**Problem requirements:**
Repeat each entry word for word. Leave any images out of the copy.

>> begin Data listing

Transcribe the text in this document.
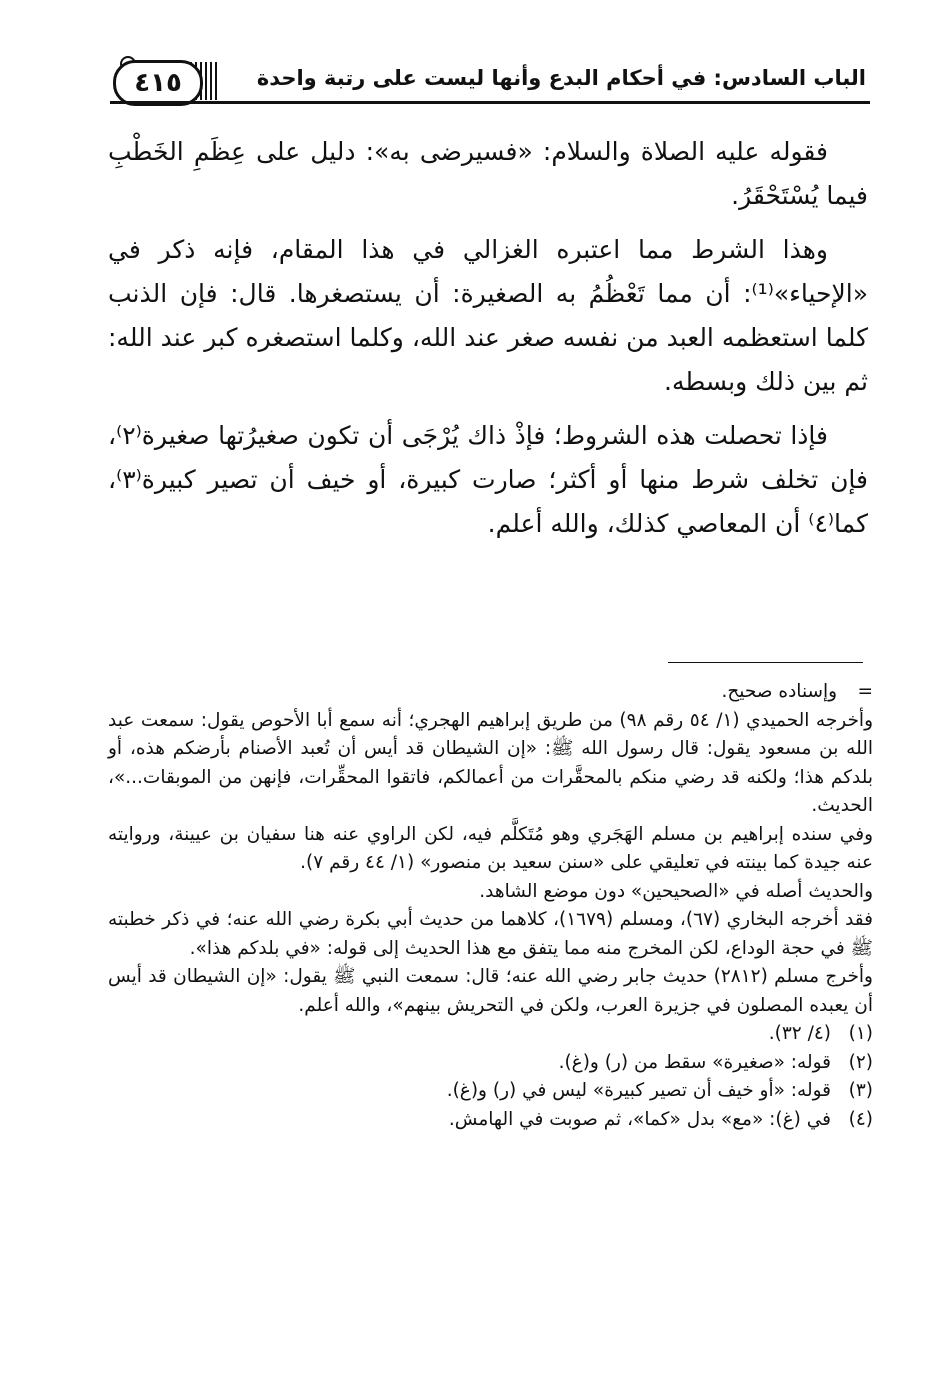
٤١٥	الباب السادس: في أحكام البدع وأنها ليست على رتبة واحدة

فقوله عليه الصلاة والسلام: «فسيرضى به»: دليل على عِظَمِ الخَطْبِ فيما يُسْتَحْقَرُ.

وهذا الشرط مما اعتبره الغزالي في هذا المقام، فإنه ذكر في «الإحياء»⁽¹⁾: أن مما تَعْظُمُ به الصغيرة: أن يستصغرها. قال: فإن الذنب كلما استعظمه العبد من نفسه صغر عند الله، وكلما استصغره كبر عند الله: ثم بين ذلك وبسطه.

فإذا تحصلت هذه الشروط؛ فإذْ ذاك يُرْجَى أن تكون صغيرُتها صغيرة⁽٢⁾، فإن تخلف شرط منها أو أكثر؛ صارت كبيرة، أو خيف أن تصير كبيرة⁽٣⁾، كما⁽٤⁾ أن المعاصي كذلك، والله أعلم.

= وإسناده صحيح.

وأخرجه الحميدي (١/ ٥٤ رقم ٩٨) من طريق إبراهيم الهجري؛ أنه سمع أبا الأحوص يقول: سمعت عبد الله بن مسعود يقول: قال رسول الله ﷺ: «إن الشيطان قد أيس أن تُعبد الأصنام بأرضكم هذه، أو بلدكم هذا؛ ولكنه قد رضي منكم بالمحقَّرات من أعمالكم، فاتقوا المحقِّرات، فإنهن من الموبقات...»، الحديث.

وفي سنده إبراهيم بن مسلم الهَجَري وهو مُتَكلَّم فيه، لكن الراوي عنه هنا سفيان بن عيينة، وروايته عنه جيدة كما بينته في تعليقي على «سنن سعيد بن منصور» (١/ ٤٤ رقم ٧).

والحديث أصله في «الصحيحين» دون موضع الشاهد.

فقد أخرجه البخاري (٦٧)، ومسلم (١٦٧٩)، كلاهما من حديث أبي بكرة رضي الله عنه؛ في ذكر خطبته ﷺ في حجة الوداع، لكن المخرج منه مما يتفق مع هذا الحديث إلى قوله: «في بلدكم هذا».

وأخرج مسلم (٢٨١٢) حديث جابر رضي الله عنه؛ قال: سمعت النبي ﷺ يقول: «إن الشيطان قد أيس أن يعبده المصلون في جزيرة العرب، ولكن في التحريش بينهم»، والله أعلم.

(١)
(٤/ ٣٢).
(٢)
قوله: «صغيرة» سقط من (ر) و(غ).
(٣)
قوله: «أو خيف أن تصير كبيرة» ليس في (ر) و(غ).
(٤)
في (غ): «مع» بدل «كما»، ثم صوبت في الهامش.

>> end Data listing

**Solution to the exercise:**
Transcribe the text in this document.
٤١٥	الباب السادس: في أحكام البدع وأنها ليست على رتبة واحدة

فقوله عليه الصلاة والسلام: «فسيرضى به»: دليل على عِظَمِ الخَطْبِ فيما يُسْتَحْقَرُ.

وهذا الشرط مما اعتبره الغزالي في هذا المقام، فإنه ذكر في «الإحياء»⁽¹⁾: أن مما تَعْظُمُ به الصغيرة: أن يستصغرها. قال: فإن الذنب كلما استعظمه العبد من نفسه صغر عند الله، وكلما استصغره كبر عند الله: ثم بين ذلك وبسطه.

فإذا تحصلت هذه الشروط؛ فإذْ ذاك يُرْجَى أن تكون صغيرُتها صغيرة⁽٢⁾، فإن تخلف شرط منها أو أكثر؛ صارت كبيرة، أو خيف أن تصير كبيرة⁽٣⁾، كما⁽٤⁾ أن المعاصي كذلك، والله أعلم.

= وإسناده صحيح.

وأخرجه الحميدي (١/ ٥٤ رقم ٩٨) من طريق إبراهيم الهجري؛ أنه سمع أبا الأحوص يقول: سمعت عبد الله بن مسعود يقول: قال رسول الله ﷺ: «إن الشيطان قد أيس أن تُعبد الأصنام بأرضكم هذه، أو بلدكم هذا؛ ولكنه قد رضي منكم بالمحقَّرات من أعمالكم، فاتقوا المحقِّرات، فإنهن من الموبقات...»، الحديث.

وفي سنده إبراهيم بن مسلم الهَجَري وهو مُتَكلَّم فيه، لكن الراوي عنه هنا سفيان بن عيينة، وروايته عنه جيدة كما بينته في تعليقي على «سنن سعيد بن منصور» (١/ ٤٤ رقم ٧).

والحديث أصله في «الصحيحين» دون موضع الشاهد.

فقد أخرجه البخاري (٦٧)، ومسلم (١٦٧٩)، كلاهما من حديث أبي بكرة رضي الله عنه؛ في ذكر خطبته ﷺ في حجة الوداع، لكن المخرج منه مما يتفق مع هذا الحديث إلى قوله: «في بلدكم هذا».

وأخرج مسلم (٢٨١٢) حديث جابر رضي الله عنه؛ قال: سمعت النبي ﷺ يقول: «إن الشيطان قد أيس أن يعبده المصلون في جزيرة العرب، ولكن في التحريش بينهم»، والله أعلم.

(١)
(٤/ ٣٢).
(٢)
قوله: «صغيرة» سقط من (ر) و(غ).
(٣)
قوله: «أو خيف أن تصير كبيرة» ليس في (ر) و(غ).
(٤)
في (غ): «مع» بدل «كما»، ثم صوبت في الهامش.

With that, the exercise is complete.